WRITTEN TASK: Please output the records below in full, exactly as given, but without the images.

SUPPLIED DATA:
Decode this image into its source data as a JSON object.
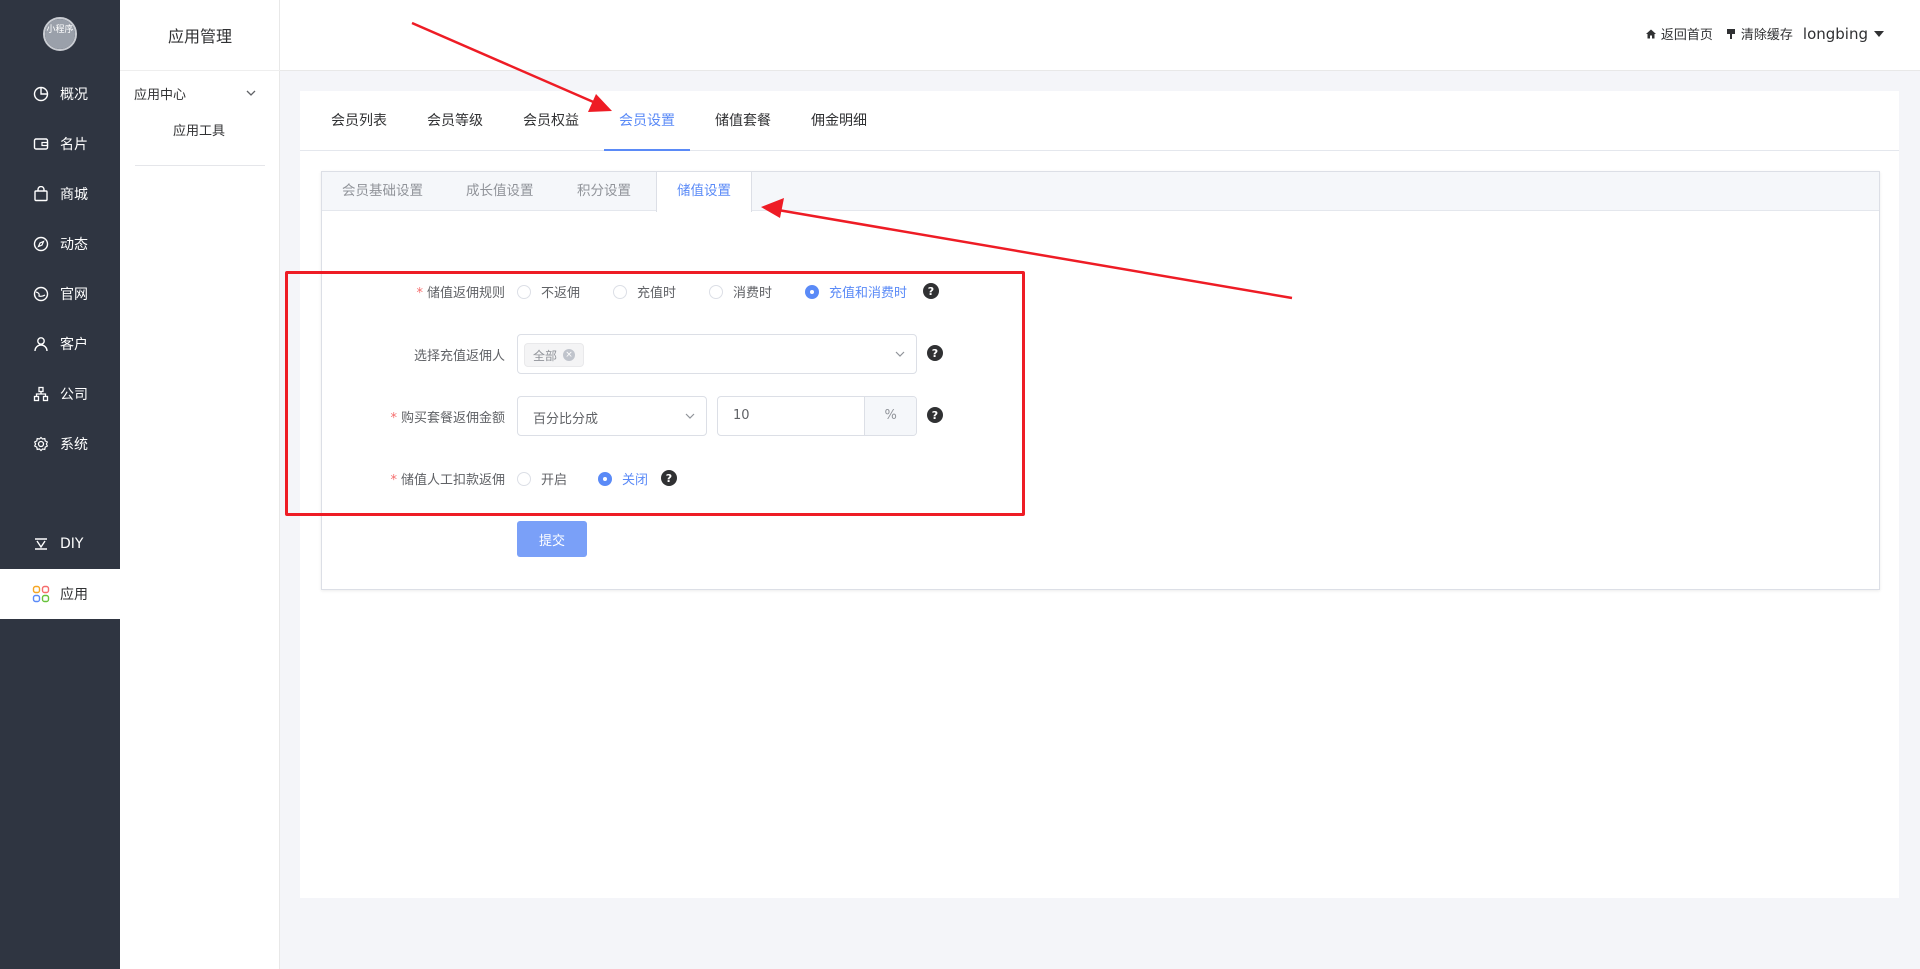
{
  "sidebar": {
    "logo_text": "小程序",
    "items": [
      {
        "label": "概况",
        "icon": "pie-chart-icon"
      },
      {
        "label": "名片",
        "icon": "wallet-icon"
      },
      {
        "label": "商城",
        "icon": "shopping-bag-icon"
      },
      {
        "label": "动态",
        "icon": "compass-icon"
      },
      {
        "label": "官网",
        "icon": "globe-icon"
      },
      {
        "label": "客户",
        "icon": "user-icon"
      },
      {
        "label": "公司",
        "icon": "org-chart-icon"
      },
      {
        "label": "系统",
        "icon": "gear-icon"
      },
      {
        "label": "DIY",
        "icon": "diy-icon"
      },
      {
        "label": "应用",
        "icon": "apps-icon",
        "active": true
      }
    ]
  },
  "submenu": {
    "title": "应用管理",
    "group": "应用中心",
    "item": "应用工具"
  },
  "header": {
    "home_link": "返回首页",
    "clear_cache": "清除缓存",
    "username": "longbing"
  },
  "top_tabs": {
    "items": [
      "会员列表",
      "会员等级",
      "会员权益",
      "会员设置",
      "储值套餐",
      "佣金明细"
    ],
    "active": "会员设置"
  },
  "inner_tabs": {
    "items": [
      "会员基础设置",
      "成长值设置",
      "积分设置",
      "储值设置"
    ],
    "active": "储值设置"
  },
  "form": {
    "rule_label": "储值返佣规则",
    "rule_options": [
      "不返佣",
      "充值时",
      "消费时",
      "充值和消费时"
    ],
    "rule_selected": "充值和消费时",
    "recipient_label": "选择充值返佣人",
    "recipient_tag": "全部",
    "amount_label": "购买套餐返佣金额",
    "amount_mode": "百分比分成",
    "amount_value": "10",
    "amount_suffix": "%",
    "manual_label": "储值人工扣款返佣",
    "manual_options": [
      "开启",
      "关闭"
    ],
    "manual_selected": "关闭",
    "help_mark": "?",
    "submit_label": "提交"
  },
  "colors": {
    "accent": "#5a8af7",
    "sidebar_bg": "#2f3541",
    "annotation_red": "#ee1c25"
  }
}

FULL RESPONSE:
Decode this image into its source data as a JSON object.
{
  "sidebar": {
    "logo_text": "小程序",
    "items": [
      {
        "label": "概况",
        "icon": "pie-chart-icon"
      },
      {
        "label": "名片",
        "icon": "wallet-icon"
      },
      {
        "label": "商城",
        "icon": "shopping-bag-icon"
      },
      {
        "label": "动态",
        "icon": "compass-icon"
      },
      {
        "label": "官网",
        "icon": "globe-icon"
      },
      {
        "label": "客户",
        "icon": "user-icon"
      },
      {
        "label": "公司",
        "icon": "org-chart-icon"
      },
      {
        "label": "系统",
        "icon": "gear-icon"
      },
      {
        "label": "DIY",
        "icon": "diy-icon"
      },
      {
        "label": "应用",
        "icon": "apps-icon",
        "active": true
      }
    ]
  },
  "submenu": {
    "title": "应用管理",
    "group": "应用中心",
    "item": "应用工具"
  },
  "header": {
    "home_link": "返回首页",
    "clear_cache": "清除缓存",
    "username": "longbing"
  },
  "top_tabs": {
    "items": [
      "会员列表",
      "会员等级",
      "会员权益",
      "会员设置",
      "储值套餐",
      "佣金明细"
    ],
    "active": "会员设置"
  },
  "inner_tabs": {
    "items": [
      "会员基础设置",
      "成长值设置",
      "积分设置",
      "储值设置"
    ],
    "active": "储值设置"
  },
  "form": {
    "rule_label": "储值返佣规则",
    "rule_options": [
      "不返佣",
      "充值时",
      "消费时",
      "充值和消费时"
    ],
    "rule_selected": "充值和消费时",
    "recipient_label": "选择充值返佣人",
    "recipient_tag": "全部",
    "amount_label": "购买套餐返佣金额",
    "amount_mode": "百分比分成",
    "amount_value": "10",
    "amount_suffix": "%",
    "manual_label": "储值人工扣款返佣",
    "manual_options": [
      "开启",
      "关闭"
    ],
    "manual_selected": "关闭",
    "help_mark": "?",
    "submit_label": "提交"
  },
  "colors": {
    "accent": "#5a8af7",
    "sidebar_bg": "#2f3541",
    "annotation_red": "#ee1c25"
  }
}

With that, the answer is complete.